Problem to work on: Return all lines with the word "husband" in them.
Start Records supplied
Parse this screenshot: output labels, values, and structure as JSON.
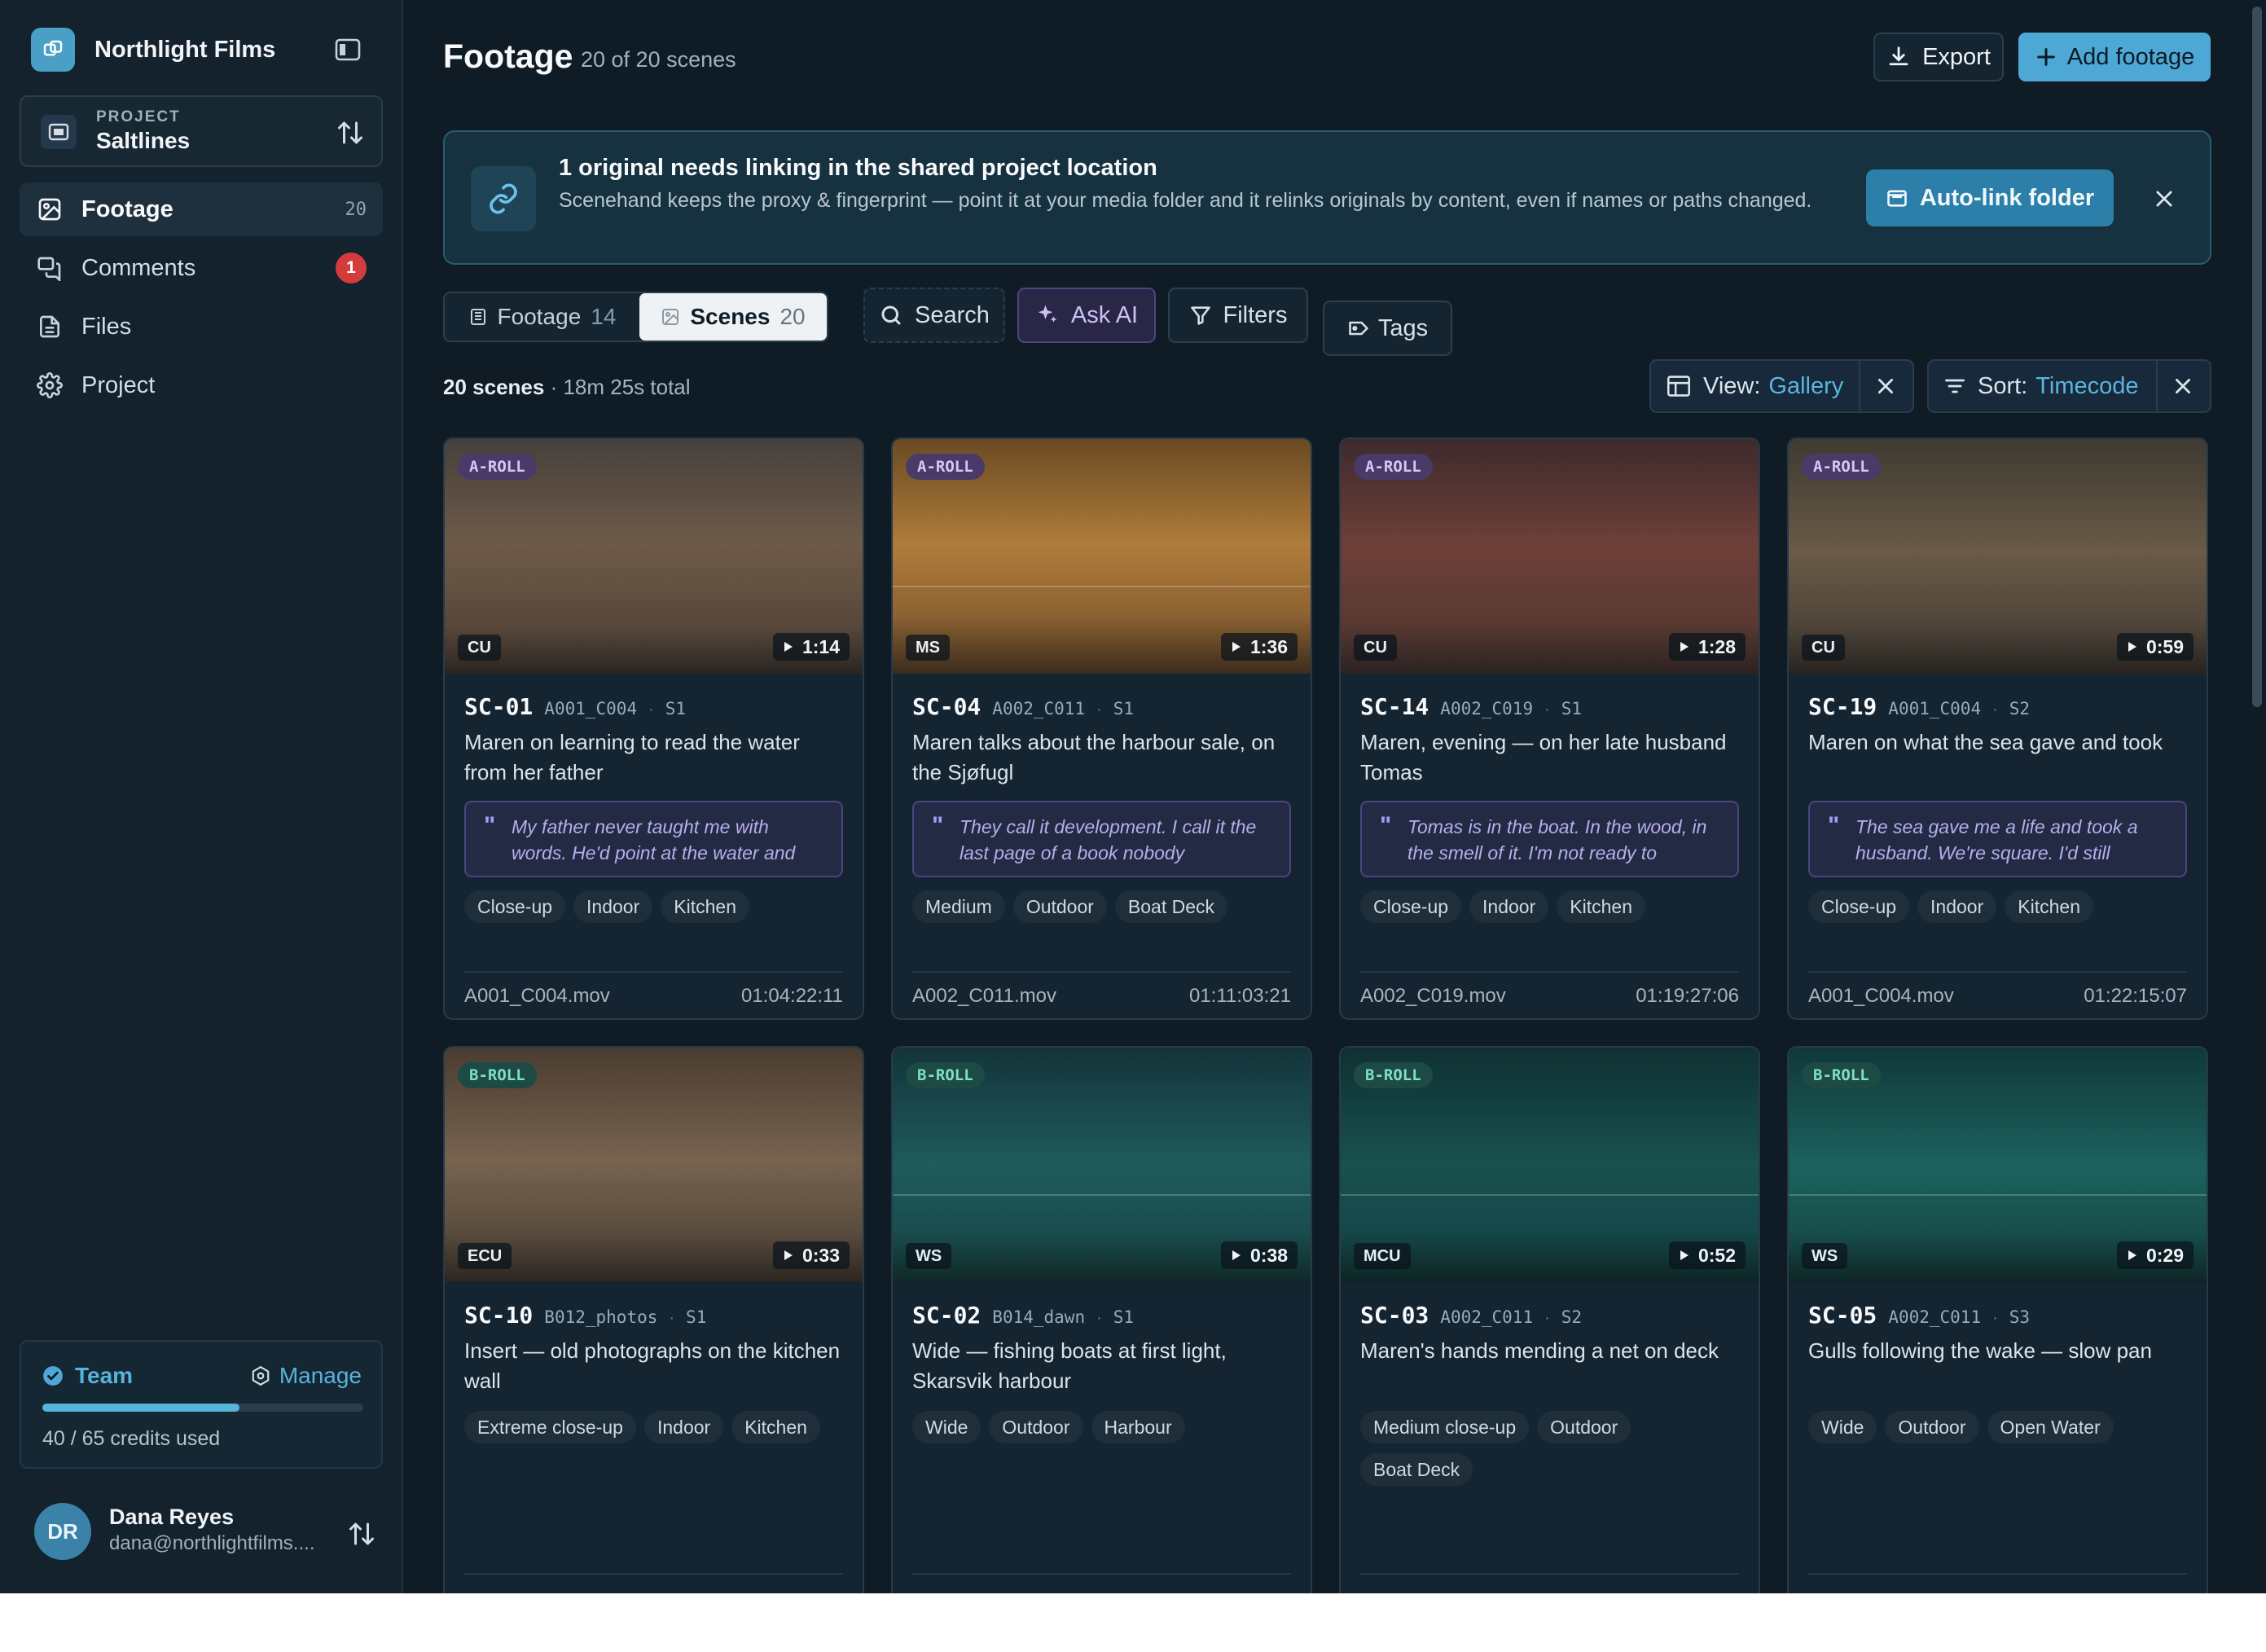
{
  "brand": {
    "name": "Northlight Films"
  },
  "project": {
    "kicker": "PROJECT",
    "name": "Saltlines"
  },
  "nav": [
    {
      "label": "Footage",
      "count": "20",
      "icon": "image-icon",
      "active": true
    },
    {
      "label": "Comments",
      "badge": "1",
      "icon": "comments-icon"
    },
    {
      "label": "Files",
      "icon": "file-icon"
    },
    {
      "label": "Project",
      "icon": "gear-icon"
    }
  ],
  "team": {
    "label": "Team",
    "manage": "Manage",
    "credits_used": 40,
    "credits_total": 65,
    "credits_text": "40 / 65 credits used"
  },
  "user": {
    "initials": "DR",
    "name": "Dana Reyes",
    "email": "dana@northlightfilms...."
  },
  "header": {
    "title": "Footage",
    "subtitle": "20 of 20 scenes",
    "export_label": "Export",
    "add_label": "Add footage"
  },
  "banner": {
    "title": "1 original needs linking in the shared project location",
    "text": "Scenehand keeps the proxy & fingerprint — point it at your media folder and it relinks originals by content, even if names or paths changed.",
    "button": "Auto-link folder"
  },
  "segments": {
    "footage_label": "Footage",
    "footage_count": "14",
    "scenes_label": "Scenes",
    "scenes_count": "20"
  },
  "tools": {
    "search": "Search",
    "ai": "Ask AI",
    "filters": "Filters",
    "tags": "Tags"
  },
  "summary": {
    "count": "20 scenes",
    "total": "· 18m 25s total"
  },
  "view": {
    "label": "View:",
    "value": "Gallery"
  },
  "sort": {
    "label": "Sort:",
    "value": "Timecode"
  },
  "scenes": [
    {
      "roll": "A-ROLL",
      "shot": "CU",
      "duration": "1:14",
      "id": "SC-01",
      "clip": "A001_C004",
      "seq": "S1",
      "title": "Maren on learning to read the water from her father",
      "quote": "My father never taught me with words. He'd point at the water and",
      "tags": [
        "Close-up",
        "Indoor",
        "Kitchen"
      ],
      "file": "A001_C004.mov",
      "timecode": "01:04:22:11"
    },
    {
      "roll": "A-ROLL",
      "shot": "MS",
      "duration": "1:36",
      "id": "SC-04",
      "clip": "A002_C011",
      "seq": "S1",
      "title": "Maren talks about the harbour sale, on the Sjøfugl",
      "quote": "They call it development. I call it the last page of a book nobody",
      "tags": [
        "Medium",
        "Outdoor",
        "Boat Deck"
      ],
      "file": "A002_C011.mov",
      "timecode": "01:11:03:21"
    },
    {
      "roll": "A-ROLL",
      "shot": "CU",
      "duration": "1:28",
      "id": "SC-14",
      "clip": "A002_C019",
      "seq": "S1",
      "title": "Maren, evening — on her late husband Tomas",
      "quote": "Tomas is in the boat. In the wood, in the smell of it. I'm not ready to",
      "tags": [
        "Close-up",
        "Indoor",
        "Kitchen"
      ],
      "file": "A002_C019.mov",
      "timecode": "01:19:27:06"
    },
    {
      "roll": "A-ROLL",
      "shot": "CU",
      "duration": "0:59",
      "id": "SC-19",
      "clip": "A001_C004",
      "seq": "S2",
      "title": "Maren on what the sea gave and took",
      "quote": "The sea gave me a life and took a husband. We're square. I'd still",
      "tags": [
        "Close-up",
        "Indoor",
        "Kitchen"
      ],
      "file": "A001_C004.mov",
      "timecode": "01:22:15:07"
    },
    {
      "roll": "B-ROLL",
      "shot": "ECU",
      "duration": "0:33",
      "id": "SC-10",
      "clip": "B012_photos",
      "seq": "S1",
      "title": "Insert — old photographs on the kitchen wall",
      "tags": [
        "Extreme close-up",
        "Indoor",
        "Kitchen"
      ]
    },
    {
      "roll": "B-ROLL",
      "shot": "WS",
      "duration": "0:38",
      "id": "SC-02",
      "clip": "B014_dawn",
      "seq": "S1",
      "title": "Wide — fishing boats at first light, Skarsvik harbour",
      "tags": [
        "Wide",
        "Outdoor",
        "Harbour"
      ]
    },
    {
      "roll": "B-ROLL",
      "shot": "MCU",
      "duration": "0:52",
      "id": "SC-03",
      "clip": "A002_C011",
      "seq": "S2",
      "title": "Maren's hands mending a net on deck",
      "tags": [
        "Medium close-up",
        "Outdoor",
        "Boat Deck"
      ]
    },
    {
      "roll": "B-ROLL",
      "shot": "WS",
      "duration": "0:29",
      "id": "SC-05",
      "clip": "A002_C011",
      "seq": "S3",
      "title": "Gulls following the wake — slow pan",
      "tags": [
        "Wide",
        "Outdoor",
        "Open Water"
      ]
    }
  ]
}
End Records supplied
Start Records supplied
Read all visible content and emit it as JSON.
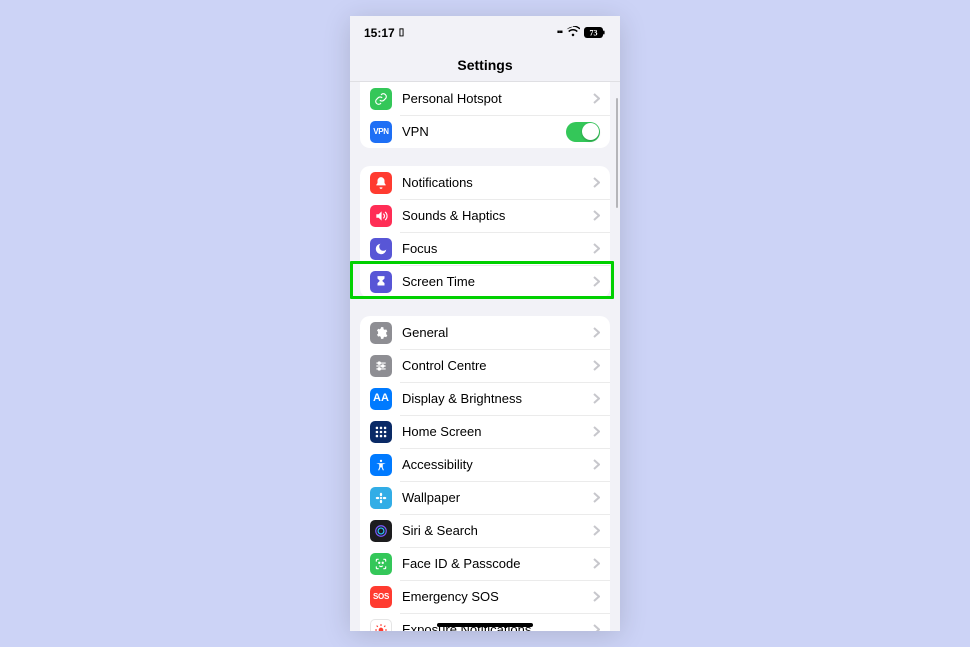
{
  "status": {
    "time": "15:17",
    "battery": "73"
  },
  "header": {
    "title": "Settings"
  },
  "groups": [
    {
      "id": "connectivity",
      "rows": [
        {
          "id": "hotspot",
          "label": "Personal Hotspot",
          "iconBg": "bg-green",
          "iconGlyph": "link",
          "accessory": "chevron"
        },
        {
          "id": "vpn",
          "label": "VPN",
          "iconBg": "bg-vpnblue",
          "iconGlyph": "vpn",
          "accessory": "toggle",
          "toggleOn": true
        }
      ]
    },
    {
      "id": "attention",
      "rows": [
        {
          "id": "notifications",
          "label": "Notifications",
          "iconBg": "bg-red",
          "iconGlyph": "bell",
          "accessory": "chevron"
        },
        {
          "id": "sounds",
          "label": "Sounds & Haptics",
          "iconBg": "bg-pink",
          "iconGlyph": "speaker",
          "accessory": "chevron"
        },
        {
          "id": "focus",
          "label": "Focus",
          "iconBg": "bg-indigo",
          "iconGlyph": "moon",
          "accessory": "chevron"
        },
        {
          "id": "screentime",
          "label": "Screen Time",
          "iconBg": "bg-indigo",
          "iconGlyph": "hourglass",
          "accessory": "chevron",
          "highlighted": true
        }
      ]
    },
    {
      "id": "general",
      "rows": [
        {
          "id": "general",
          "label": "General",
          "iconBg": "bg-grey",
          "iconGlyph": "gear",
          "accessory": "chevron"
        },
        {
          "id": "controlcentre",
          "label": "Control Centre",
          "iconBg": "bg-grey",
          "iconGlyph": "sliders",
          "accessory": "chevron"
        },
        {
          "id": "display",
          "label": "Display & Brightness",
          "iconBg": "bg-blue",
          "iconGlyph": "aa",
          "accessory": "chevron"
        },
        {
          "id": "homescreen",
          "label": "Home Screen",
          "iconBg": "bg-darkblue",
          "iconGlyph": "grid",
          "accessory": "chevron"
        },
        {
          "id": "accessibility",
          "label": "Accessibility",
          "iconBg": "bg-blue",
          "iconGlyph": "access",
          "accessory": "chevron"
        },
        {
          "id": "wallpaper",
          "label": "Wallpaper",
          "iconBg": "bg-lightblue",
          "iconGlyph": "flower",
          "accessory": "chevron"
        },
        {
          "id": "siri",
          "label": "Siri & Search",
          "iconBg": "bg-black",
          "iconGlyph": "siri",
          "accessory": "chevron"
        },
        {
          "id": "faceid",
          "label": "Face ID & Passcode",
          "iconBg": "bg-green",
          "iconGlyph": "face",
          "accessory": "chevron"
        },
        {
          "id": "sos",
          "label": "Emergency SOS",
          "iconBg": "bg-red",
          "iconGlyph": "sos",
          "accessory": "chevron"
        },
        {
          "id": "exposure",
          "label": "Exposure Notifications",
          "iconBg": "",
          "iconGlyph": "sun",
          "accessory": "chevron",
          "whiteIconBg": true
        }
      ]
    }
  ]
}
End Records supplied
Task result:
      "title": "Maren, evening — on her late husband Tomas",
      "quote": "The sea gave me a life and took a husband. We're square. I'd still",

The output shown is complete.